=== Stated goal ===
Write down every entry below once more, exactly.

=== Entries provided ===
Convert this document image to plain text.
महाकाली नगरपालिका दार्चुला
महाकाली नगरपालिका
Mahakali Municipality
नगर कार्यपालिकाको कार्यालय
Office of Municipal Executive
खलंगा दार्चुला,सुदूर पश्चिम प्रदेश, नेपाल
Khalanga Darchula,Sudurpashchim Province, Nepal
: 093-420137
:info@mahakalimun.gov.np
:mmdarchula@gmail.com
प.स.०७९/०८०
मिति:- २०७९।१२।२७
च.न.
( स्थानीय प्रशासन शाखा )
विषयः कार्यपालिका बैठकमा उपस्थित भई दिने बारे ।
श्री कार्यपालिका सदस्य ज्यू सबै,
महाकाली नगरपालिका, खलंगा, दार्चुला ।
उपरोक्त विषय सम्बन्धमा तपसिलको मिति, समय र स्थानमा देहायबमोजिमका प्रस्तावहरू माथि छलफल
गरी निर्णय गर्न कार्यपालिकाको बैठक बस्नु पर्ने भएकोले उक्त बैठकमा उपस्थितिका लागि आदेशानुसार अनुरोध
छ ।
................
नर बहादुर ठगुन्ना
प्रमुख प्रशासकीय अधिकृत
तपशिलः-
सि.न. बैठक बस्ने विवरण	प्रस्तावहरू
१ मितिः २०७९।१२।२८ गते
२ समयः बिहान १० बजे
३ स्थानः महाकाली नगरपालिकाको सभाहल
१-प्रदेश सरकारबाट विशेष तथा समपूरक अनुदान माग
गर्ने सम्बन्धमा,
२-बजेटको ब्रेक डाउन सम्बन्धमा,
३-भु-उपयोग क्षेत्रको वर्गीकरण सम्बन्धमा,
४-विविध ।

=== Answer to this problem ===
Convert this document image to plain text.
महाकाली नगरपालिका दार्चुला
महाकाली नगरपालिका
Mahakali Municipality
नगर कार्यपालिकाको कार्यालय
Office of Municipal Executive
खलंगा दार्चुला,सुदूर पश्चिम प्रदेश, नेपाल
Khalanga Darchula,Sudurpashchim Province, Nepal
: 093-420137
:info@mahakalimun.gov.np
:mmdarchula@gmail.com
प.स.०७९/०८०
मिति:- २०७९।१२।२७
च.न.
( स्थानीय प्रशासन शाखा )
विषयः कार्यपालिका बैठकमा उपस्थित भई दिने बारे ।
श्री कार्यपालिका सदस्य ज्यू सबै,
महाकाली नगरपालिका, खलंगा, दार्चुला ।
उपरोक्त विषय सम्बन्धमा तपसिलको मिति, समय र स्थानमा देहायबमोजिमका प्रस्तावहरू माथि छलफल
गरी निर्णय गर्न कार्यपालिकाको बैठक बस्नु पर्ने भएकोले उक्त बैठकमा उपस्थितिका लागि आदेशानुसार अनुरोध
छ ।
................
नर बहादुर ठगुन्ना
प्रमुख प्रशासकीय अधिकृत
तपशिलः-
सि.न. बैठक बस्ने विवरण	प्रस्तावहरू
१ मितिः २०७९।१२।२८ गते
२ समयः बिहान १० बजे
३ स्थानः महाकाली नगरपालिकाको सभाहल
१-प्रदेश सरकारबाट विशेष तथा समपूरक अनुदान माग
गर्ने सम्बन्धमा,
२-बजेटको ब्रेक डाउन सम्बन्धमा,
३-भु-उपयोग क्षेत्रको वर्गीकरण सम्बन्धमा,
४-विविध ।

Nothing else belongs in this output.